_Given entries_

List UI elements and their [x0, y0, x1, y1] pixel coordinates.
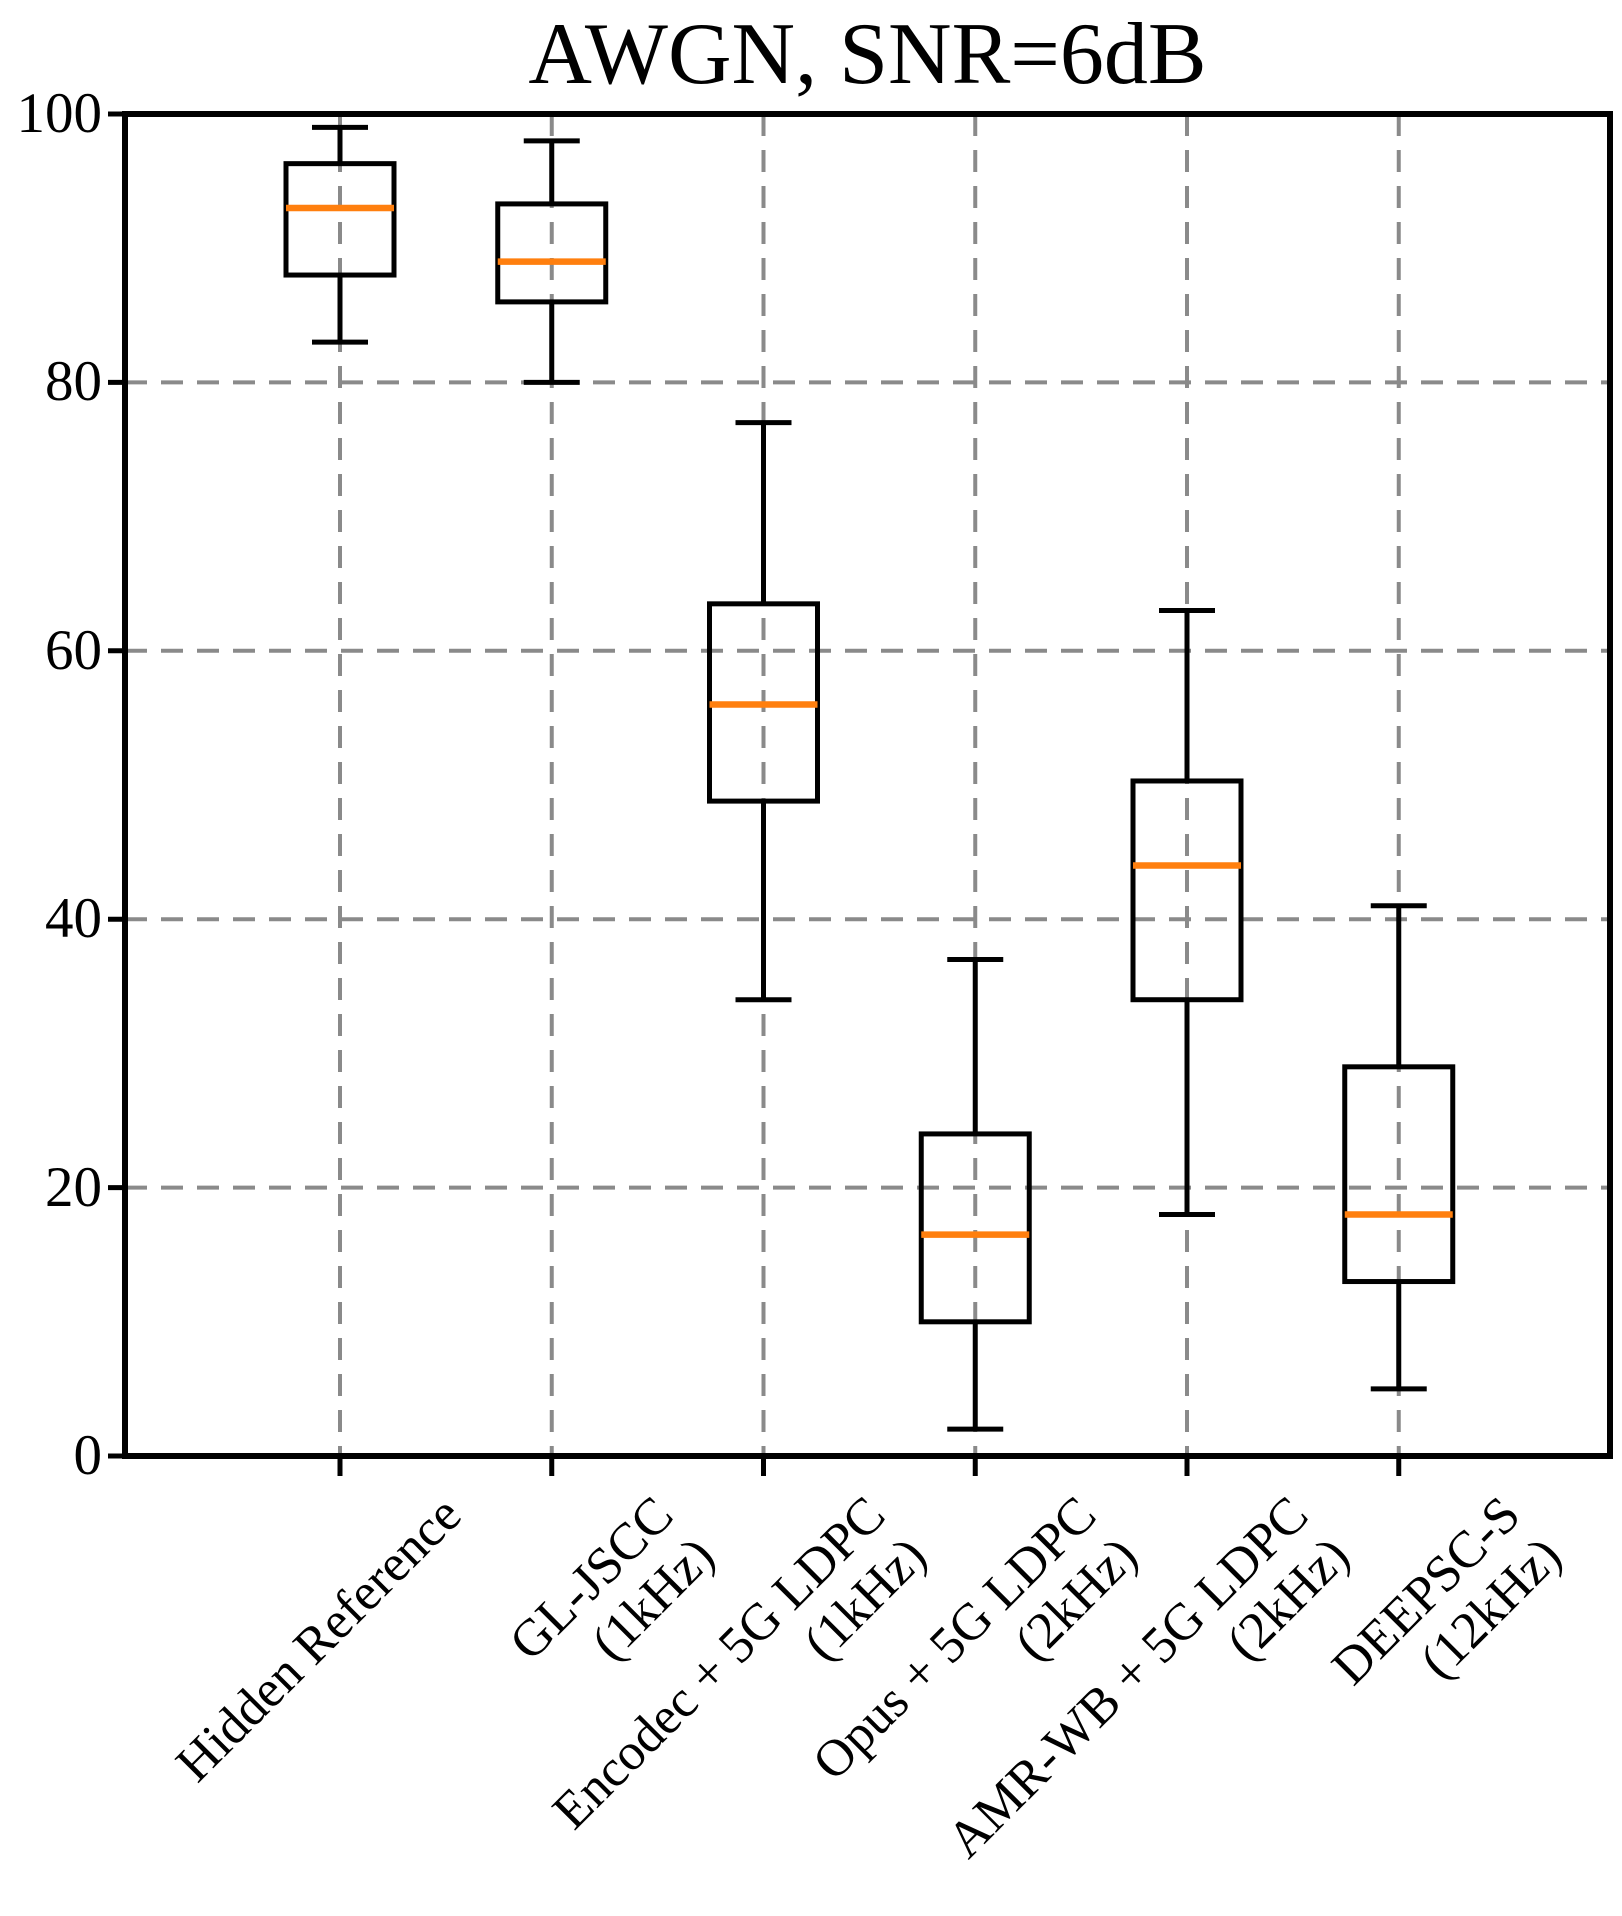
chart-title: AWGN, SNR=6dB	[528, 6, 1207, 103]
box-opus-5g-ldpc-2khz-iqr-box	[918, 1131, 1032, 1325]
box-amr-wb-5g-ldpc-2khz-iqr-box	[1130, 778, 1244, 1003]
y-tick-label-80: 80	[45, 350, 102, 414]
y-tick-label-60: 60	[45, 618, 102, 682]
box-hidden-reference-iqr-box	[283, 161, 397, 278]
y-tick-label-0: 0	[73, 1424, 103, 1487]
box-deepsc-s-12khz-iqr-box	[1342, 1064, 1456, 1285]
y-tick-label-20: 20	[45, 1155, 102, 1219]
y-tick-label-40: 40	[45, 887, 102, 951]
box-gl-jscc-1khz-iqr-box	[495, 201, 609, 305]
y-tick-label-100: 100	[16, 82, 103, 145]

_Exercise prompt_
Reproduce the lines of the item above word for word, leaving out the picture.

_Written response_
List UI elements and their [x0, y0, x1, y1] pixel coordinates.
chart-title: AWGN, SNR=6dB	[528, 6, 1207, 103]
box-opus-5g-ldpc-2khz-iqr-box	[918, 1131, 1032, 1325]
box-amr-wb-5g-ldpc-2khz-iqr-box	[1130, 778, 1244, 1003]
y-tick-label-80: 80	[45, 350, 102, 414]
y-tick-label-60: 60	[45, 618, 102, 682]
box-hidden-reference-iqr-box	[283, 161, 397, 278]
y-tick-label-0: 0	[73, 1424, 103, 1487]
box-deepsc-s-12khz-iqr-box	[1342, 1064, 1456, 1285]
y-tick-label-20: 20	[45, 1155, 102, 1219]
y-tick-label-40: 40	[45, 887, 102, 951]
box-gl-jscc-1khz-iqr-box	[495, 201, 609, 305]
y-tick-label-100: 100	[16, 82, 103, 145]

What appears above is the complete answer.